------ Supplied records ------
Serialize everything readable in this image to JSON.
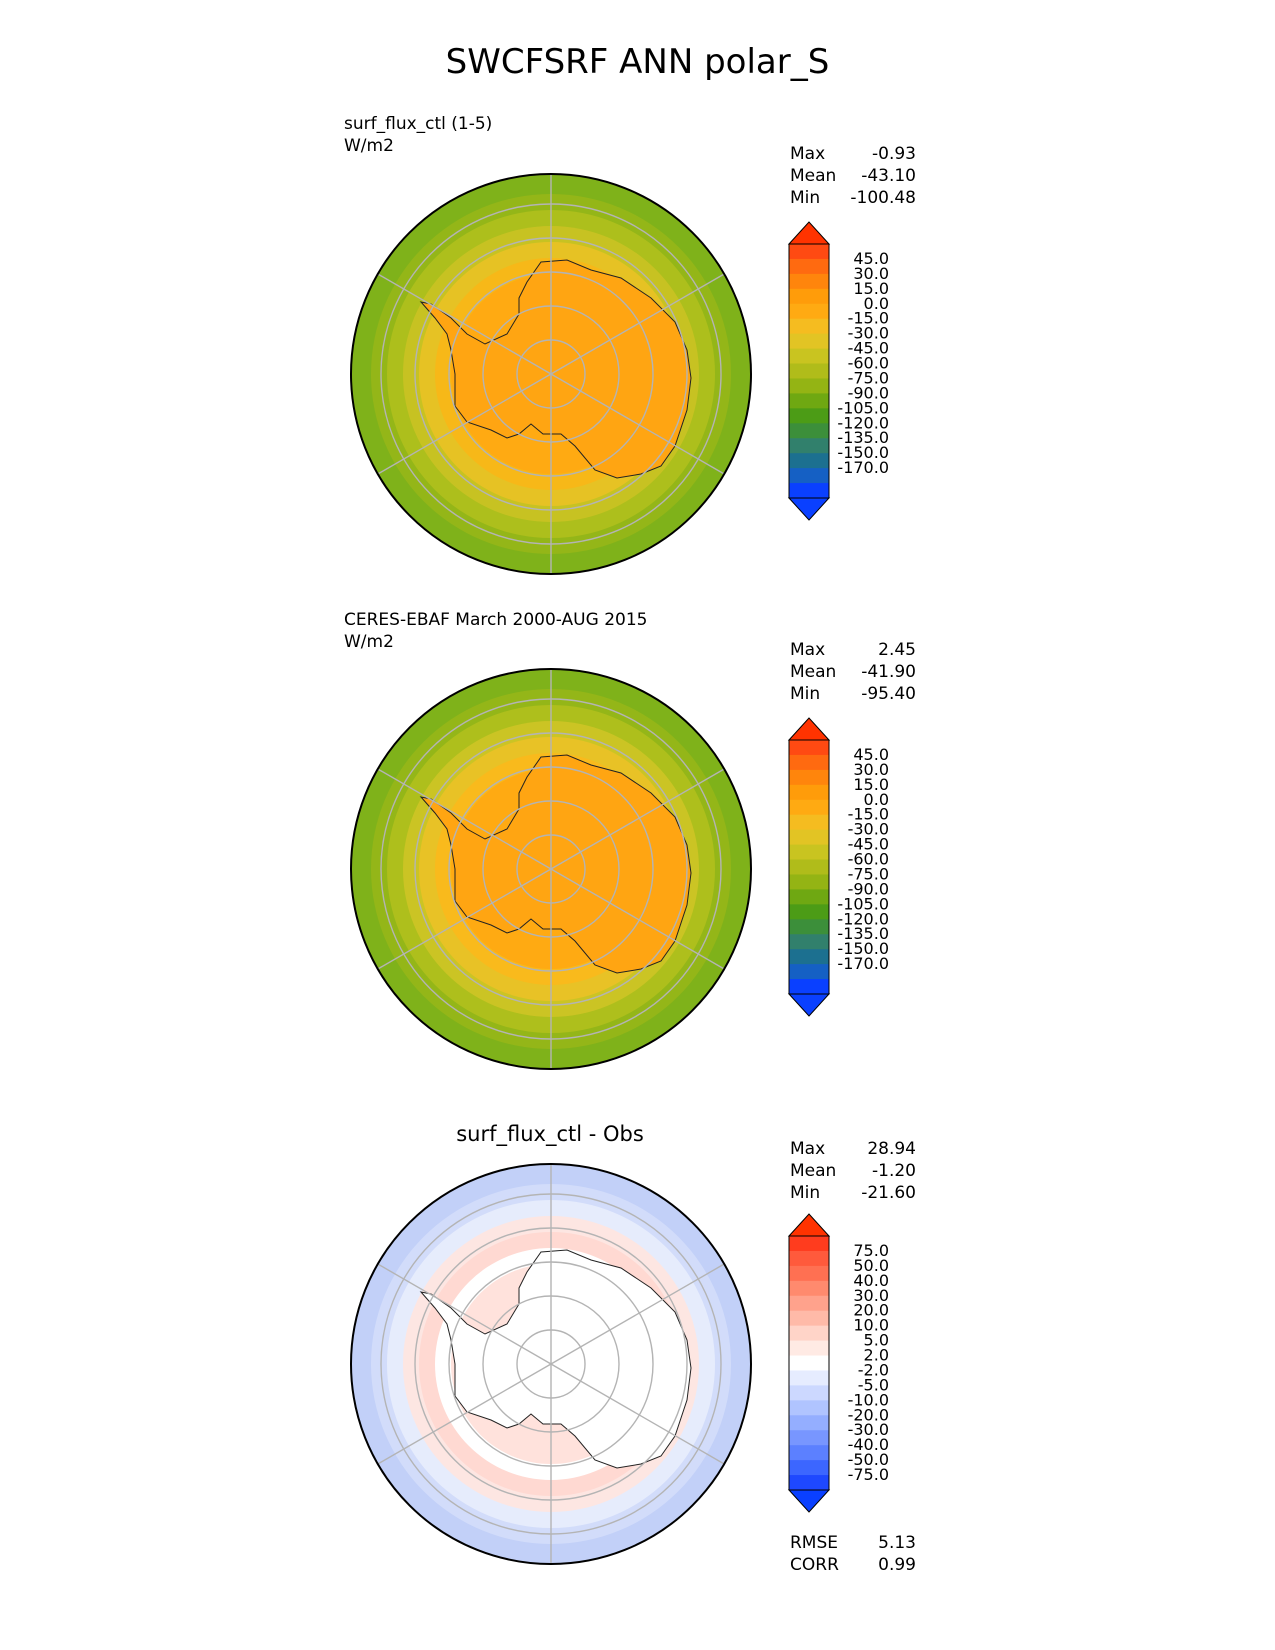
{
  "title": "SWCFSRF ANN polar_S",
  "panels": [
    {
      "title_line1": "surf_flux_ctl (1-5)",
      "title_line2": "W/m2",
      "stats": [
        {
          "label": "Max",
          "value": "-0.93"
        },
        {
          "label": "Mean",
          "value": "-43.10"
        },
        {
          "label": "Min",
          "value": "-100.48"
        }
      ],
      "colorbar": {
        "labels": [
          "45.0",
          "30.0",
          "15.0",
          "0.0",
          "-15.0",
          "-30.0",
          "-45.0",
          "-60.0",
          "-75.0",
          "-90.0",
          "-105.0",
          "-120.0",
          "-135.0",
          "-150.0",
          "-170.0"
        ],
        "colors": [
          "#ff4a12",
          "#ff6a10",
          "#ff850c",
          "#ff9c0a",
          "#ffaa12",
          "#f5bc20",
          "#e2c424",
          "#c9c420",
          "#b0bc1a",
          "#94b414",
          "#6fa812",
          "#4c9c16",
          "#3c8f3a",
          "#31806c",
          "#1c7090",
          "#1560c4",
          "#0a40ff"
        ],
        "top_cap": "#ff3300",
        "bottom_cap": "#0a40ff"
      },
      "map": {
        "rings": [
          "#7fb21a",
          "#94b618",
          "#adbf1c",
          "#c7c222",
          "#e6c224",
          "#f7b818",
          "#ffaa12"
        ],
        "land": "#ffa512"
      }
    },
    {
      "title_line1": "CERES-EBAF March 2000-AUG 2015",
      "title_line2": "W/m2",
      "stats": [
        {
          "label": "Max",
          "value": "2.45"
        },
        {
          "label": "Mean",
          "value": "-41.90"
        },
        {
          "label": "Min",
          "value": "-95.40"
        }
      ],
      "colorbar": {
        "labels": [
          "45.0",
          "30.0",
          "15.0",
          "0.0",
          "-15.0",
          "-30.0",
          "-45.0",
          "-60.0",
          "-75.0",
          "-90.0",
          "-105.0",
          "-120.0",
          "-135.0",
          "-150.0",
          "-170.0"
        ],
        "colors": [
          "#ff4a12",
          "#ff6a10",
          "#ff850c",
          "#ff9c0a",
          "#ffaa12",
          "#f5bc20",
          "#e2c424",
          "#c9c420",
          "#b0bc1a",
          "#94b414",
          "#6fa812",
          "#4c9c16",
          "#3c8f3a",
          "#31806c",
          "#1c7090",
          "#1560c4",
          "#0a40ff"
        ],
        "top_cap": "#ff3300",
        "bottom_cap": "#0a40ff"
      },
      "map": {
        "rings": [
          "#7fb21a",
          "#94b618",
          "#aebf1c",
          "#cbc424",
          "#e8c226",
          "#f9ba1c",
          "#ffaa12"
        ],
        "land": "#ffa512"
      }
    },
    {
      "title_center": "surf_flux_ctl - Obs",
      "stats": [
        {
          "label": "Max",
          "value": "28.94"
        },
        {
          "label": "Mean",
          "value": "-1.20"
        },
        {
          "label": "Min",
          "value": "-21.60"
        }
      ],
      "colorbar": {
        "labels": [
          "75.0",
          "50.0",
          "40.0",
          "30.0",
          "20.0",
          "10.0",
          "5.0",
          "2.0",
          "-2.0",
          "-5.0",
          "-10.0",
          "-20.0",
          "-30.0",
          "-40.0",
          "-50.0",
          "-75.0"
        ],
        "colors": [
          "#ff3c1e",
          "#ff5a3c",
          "#ff7052",
          "#ff8a6e",
          "#ffa28c",
          "#ffbaa8",
          "#ffd4c8",
          "#ffeae4",
          "#ffffff",
          "#e6ecff",
          "#ccd8ff",
          "#b0c4ff",
          "#94aeff",
          "#7896ff",
          "#5c80ff",
          "#3c66ff",
          "#1e48ff"
        ],
        "top_cap": "#ff3300",
        "bottom_cap": "#0a40ff"
      },
      "map": {
        "rings": [
          "#c2d0f8",
          "#d2dcfa",
          "#e6ecfc",
          "#fde6e2",
          "#ffd9d2",
          "#ffffff",
          "#ffe2dc"
        ],
        "land": "#ffffff"
      },
      "metrics": [
        {
          "label": "RMSE",
          "value": "5.13"
        },
        {
          "label": "CORR",
          "value": "0.99"
        }
      ]
    }
  ],
  "chart_data": {
    "type": "polar_map",
    "title": "SWCFSRF ANN polar_S",
    "panels": [
      {
        "name": "surf_flux_ctl (1-5)",
        "units": "W/m2",
        "max": -0.93,
        "mean": -43.1,
        "min": -100.48,
        "levels": [
          -170,
          -150,
          -135,
          -120,
          -105,
          -90,
          -75,
          -60,
          -45,
          -30,
          -15,
          0,
          15,
          30,
          45
        ]
      },
      {
        "name": "CERES-EBAF March 2000-AUG 2015",
        "units": "W/m2",
        "max": 2.45,
        "mean": -41.9,
        "min": -95.4,
        "levels": [
          -170,
          -150,
          -135,
          -120,
          -105,
          -90,
          -75,
          -60,
          -45,
          -30,
          -15,
          0,
          15,
          30,
          45
        ]
      },
      {
        "name": "surf_flux_ctl - Obs",
        "max": 28.94,
        "mean": -1.2,
        "min": -21.6,
        "rmse": 5.13,
        "corr": 0.99,
        "levels": [
          -75,
          -50,
          -40,
          -30,
          -20,
          -10,
          -5,
          -2,
          2,
          5,
          10,
          20,
          30,
          40,
          50,
          75
        ]
      }
    ]
  }
}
------
Requirements >> Using the data above, print every line exactly, omitting pictures.

Task output >>
Serialize everything readable in this image to JSON.
{
  "title": "SWCFSRF ANN polar_S",
  "panels": [
    {
      "title_line1": "surf_flux_ctl (1-5)",
      "title_line2": "W/m2",
      "stats": [
        {
          "label": "Max",
          "value": "-0.93"
        },
        {
          "label": "Mean",
          "value": "-43.10"
        },
        {
          "label": "Min",
          "value": "-100.48"
        }
      ],
      "colorbar": {
        "labels": [
          "45.0",
          "30.0",
          "15.0",
          "0.0",
          "-15.0",
          "-30.0",
          "-45.0",
          "-60.0",
          "-75.0",
          "-90.0",
          "-105.0",
          "-120.0",
          "-135.0",
          "-150.0",
          "-170.0"
        ],
        "colors": [
          "#ff4a12",
          "#ff6a10",
          "#ff850c",
          "#ff9c0a",
          "#ffaa12",
          "#f5bc20",
          "#e2c424",
          "#c9c420",
          "#b0bc1a",
          "#94b414",
          "#6fa812",
          "#4c9c16",
          "#3c8f3a",
          "#31806c",
          "#1c7090",
          "#1560c4",
          "#0a40ff"
        ],
        "top_cap": "#ff3300",
        "bottom_cap": "#0a40ff"
      },
      "map": {
        "rings": [
          "#7fb21a",
          "#94b618",
          "#adbf1c",
          "#c7c222",
          "#e6c224",
          "#f7b818",
          "#ffaa12"
        ],
        "land": "#ffa512"
      }
    },
    {
      "title_line1": "CERES-EBAF March 2000-AUG 2015",
      "title_line2": "W/m2",
      "stats": [
        {
          "label": "Max",
          "value": "2.45"
        },
        {
          "label": "Mean",
          "value": "-41.90"
        },
        {
          "label": "Min",
          "value": "-95.40"
        }
      ],
      "colorbar": {
        "labels": [
          "45.0",
          "30.0",
          "15.0",
          "0.0",
          "-15.0",
          "-30.0",
          "-45.0",
          "-60.0",
          "-75.0",
          "-90.0",
          "-105.0",
          "-120.0",
          "-135.0",
          "-150.0",
          "-170.0"
        ],
        "colors": [
          "#ff4a12",
          "#ff6a10",
          "#ff850c",
          "#ff9c0a",
          "#ffaa12",
          "#f5bc20",
          "#e2c424",
          "#c9c420",
          "#b0bc1a",
          "#94b414",
          "#6fa812",
          "#4c9c16",
          "#3c8f3a",
          "#31806c",
          "#1c7090",
          "#1560c4",
          "#0a40ff"
        ],
        "top_cap": "#ff3300",
        "bottom_cap": "#0a40ff"
      },
      "map": {
        "rings": [
          "#7fb21a",
          "#94b618",
          "#aebf1c",
          "#cbc424",
          "#e8c226",
          "#f9ba1c",
          "#ffaa12"
        ],
        "land": "#ffa512"
      }
    },
    {
      "title_center": "surf_flux_ctl - Obs",
      "stats": [
        {
          "label": "Max",
          "value": "28.94"
        },
        {
          "label": "Mean",
          "value": "-1.20"
        },
        {
          "label": "Min",
          "value": "-21.60"
        }
      ],
      "colorbar": {
        "labels": [
          "75.0",
          "50.0",
          "40.0",
          "30.0",
          "20.0",
          "10.0",
          "5.0",
          "2.0",
          "-2.0",
          "-5.0",
          "-10.0",
          "-20.0",
          "-30.0",
          "-40.0",
          "-50.0",
          "-75.0"
        ],
        "colors": [
          "#ff3c1e",
          "#ff5a3c",
          "#ff7052",
          "#ff8a6e",
          "#ffa28c",
          "#ffbaa8",
          "#ffd4c8",
          "#ffeae4",
          "#ffffff",
          "#e6ecff",
          "#ccd8ff",
          "#b0c4ff",
          "#94aeff",
          "#7896ff",
          "#5c80ff",
          "#3c66ff",
          "#1e48ff"
        ],
        "top_cap": "#ff3300",
        "bottom_cap": "#0a40ff"
      },
      "map": {
        "rings": [
          "#c2d0f8",
          "#d2dcfa",
          "#e6ecfc",
          "#fde6e2",
          "#ffd9d2",
          "#ffffff",
          "#ffe2dc"
        ],
        "land": "#ffffff"
      },
      "metrics": [
        {
          "label": "RMSE",
          "value": "5.13"
        },
        {
          "label": "CORR",
          "value": "0.99"
        }
      ]
    }
  ],
  "chart_data": {
    "type": "polar_map",
    "title": "SWCFSRF ANN polar_S",
    "panels": [
      {
        "name": "surf_flux_ctl (1-5)",
        "units": "W/m2",
        "max": -0.93,
        "mean": -43.1,
        "min": -100.48,
        "levels": [
          -170,
          -150,
          -135,
          -120,
          -105,
          -90,
          -75,
          -60,
          -45,
          -30,
          -15,
          0,
          15,
          30,
          45
        ]
      },
      {
        "name": "CERES-EBAF March 2000-AUG 2015",
        "units": "W/m2",
        "max": 2.45,
        "mean": -41.9,
        "min": -95.4,
        "levels": [
          -170,
          -150,
          -135,
          -120,
          -105,
          -90,
          -75,
          -60,
          -45,
          -30,
          -15,
          0,
          15,
          30,
          45
        ]
      },
      {
        "name": "surf_flux_ctl - Obs",
        "max": 28.94,
        "mean": -1.2,
        "min": -21.6,
        "rmse": 5.13,
        "corr": 0.99,
        "levels": [
          -75,
          -50,
          -40,
          -30,
          -20,
          -10,
          -5,
          -2,
          2,
          5,
          10,
          20,
          30,
          40,
          50,
          75
        ]
      }
    ]
  }
}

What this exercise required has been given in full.